BEGIN Entries provided

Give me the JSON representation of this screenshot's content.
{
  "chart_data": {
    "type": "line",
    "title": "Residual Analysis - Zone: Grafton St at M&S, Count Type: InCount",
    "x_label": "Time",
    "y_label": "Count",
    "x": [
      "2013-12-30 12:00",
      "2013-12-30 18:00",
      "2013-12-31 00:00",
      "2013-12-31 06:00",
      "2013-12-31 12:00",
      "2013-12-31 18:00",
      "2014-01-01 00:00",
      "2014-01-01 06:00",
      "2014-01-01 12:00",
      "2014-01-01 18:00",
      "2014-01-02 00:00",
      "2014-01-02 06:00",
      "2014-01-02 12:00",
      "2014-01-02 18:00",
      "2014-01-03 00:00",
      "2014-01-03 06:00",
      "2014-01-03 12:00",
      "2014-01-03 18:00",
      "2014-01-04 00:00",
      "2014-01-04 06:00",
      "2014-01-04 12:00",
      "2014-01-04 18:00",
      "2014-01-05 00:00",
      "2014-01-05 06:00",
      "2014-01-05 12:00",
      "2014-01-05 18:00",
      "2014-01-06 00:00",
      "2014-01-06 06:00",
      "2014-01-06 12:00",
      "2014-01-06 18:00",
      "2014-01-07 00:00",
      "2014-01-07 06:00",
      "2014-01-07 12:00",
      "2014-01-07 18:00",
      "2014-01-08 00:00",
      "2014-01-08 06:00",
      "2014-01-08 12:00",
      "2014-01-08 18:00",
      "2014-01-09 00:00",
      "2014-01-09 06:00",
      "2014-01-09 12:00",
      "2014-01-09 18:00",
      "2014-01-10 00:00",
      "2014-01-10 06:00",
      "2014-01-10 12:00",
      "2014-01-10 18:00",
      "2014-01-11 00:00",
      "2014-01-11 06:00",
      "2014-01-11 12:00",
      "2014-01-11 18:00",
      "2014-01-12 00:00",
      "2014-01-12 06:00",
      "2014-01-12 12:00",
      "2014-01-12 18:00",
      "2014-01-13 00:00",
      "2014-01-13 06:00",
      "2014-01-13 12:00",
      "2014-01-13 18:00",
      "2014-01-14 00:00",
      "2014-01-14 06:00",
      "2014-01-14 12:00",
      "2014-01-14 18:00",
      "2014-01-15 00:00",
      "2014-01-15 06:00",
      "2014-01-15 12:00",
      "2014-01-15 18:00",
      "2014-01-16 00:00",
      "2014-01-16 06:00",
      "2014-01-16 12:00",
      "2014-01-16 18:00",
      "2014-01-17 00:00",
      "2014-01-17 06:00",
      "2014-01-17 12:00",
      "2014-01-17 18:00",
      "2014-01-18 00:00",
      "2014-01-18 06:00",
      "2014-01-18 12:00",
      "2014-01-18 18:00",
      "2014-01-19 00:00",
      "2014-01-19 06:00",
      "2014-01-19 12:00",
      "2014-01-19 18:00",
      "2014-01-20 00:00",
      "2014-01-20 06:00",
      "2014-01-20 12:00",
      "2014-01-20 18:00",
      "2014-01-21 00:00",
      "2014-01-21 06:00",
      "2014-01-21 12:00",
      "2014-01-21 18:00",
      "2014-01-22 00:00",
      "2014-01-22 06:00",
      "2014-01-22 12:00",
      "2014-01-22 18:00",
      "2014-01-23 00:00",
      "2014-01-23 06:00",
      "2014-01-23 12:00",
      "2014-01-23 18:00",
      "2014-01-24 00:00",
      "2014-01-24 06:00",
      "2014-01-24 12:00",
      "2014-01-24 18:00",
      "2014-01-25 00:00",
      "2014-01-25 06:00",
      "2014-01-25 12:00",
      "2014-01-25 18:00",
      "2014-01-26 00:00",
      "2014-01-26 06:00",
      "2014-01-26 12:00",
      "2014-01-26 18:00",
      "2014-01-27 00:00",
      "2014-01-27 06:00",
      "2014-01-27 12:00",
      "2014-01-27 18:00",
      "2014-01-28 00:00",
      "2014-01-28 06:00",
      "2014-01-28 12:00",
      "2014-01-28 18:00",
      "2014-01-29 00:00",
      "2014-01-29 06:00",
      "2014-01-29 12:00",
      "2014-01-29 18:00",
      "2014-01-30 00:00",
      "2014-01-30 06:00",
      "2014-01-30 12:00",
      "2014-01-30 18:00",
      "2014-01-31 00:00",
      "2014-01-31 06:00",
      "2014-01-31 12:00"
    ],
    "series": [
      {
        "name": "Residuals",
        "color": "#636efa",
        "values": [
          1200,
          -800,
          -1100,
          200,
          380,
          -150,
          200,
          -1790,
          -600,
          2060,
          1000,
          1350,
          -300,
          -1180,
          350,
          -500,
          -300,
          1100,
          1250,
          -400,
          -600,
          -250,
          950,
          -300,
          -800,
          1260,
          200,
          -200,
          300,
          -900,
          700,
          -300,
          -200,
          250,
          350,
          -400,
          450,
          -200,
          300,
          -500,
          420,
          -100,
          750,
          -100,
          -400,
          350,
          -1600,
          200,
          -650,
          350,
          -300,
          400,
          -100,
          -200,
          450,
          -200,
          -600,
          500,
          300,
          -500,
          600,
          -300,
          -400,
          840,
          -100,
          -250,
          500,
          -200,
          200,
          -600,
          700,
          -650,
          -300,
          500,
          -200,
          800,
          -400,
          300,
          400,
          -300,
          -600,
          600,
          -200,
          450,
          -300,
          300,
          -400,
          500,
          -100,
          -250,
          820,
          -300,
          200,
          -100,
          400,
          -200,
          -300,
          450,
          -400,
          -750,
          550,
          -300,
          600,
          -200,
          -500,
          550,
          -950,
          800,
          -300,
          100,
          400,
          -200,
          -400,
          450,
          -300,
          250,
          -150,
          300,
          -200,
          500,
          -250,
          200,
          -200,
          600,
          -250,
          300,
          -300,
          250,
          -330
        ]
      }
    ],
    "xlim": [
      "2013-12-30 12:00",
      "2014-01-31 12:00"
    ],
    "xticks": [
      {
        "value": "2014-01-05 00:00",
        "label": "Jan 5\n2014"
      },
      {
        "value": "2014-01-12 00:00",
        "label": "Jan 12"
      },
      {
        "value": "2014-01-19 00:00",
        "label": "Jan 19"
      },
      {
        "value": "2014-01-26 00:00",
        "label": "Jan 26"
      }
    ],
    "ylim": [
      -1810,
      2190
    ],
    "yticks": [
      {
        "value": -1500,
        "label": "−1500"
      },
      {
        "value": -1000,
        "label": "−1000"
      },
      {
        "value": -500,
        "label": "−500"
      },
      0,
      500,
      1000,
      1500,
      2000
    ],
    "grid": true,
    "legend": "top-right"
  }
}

END Entries provided
BEGIN Entries provided

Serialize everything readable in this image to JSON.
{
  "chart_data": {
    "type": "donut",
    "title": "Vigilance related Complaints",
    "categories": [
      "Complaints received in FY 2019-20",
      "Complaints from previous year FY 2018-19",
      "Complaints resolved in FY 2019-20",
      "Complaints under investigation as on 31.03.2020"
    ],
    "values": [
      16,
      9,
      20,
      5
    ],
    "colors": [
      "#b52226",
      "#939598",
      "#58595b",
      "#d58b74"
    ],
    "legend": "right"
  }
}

END Entries provided

Copy out each line of the data containing the string "this".

= Solution to the exercise =
Give me the JSON representation of this screenshot's content.
Serialize everything readable in this image to JSON.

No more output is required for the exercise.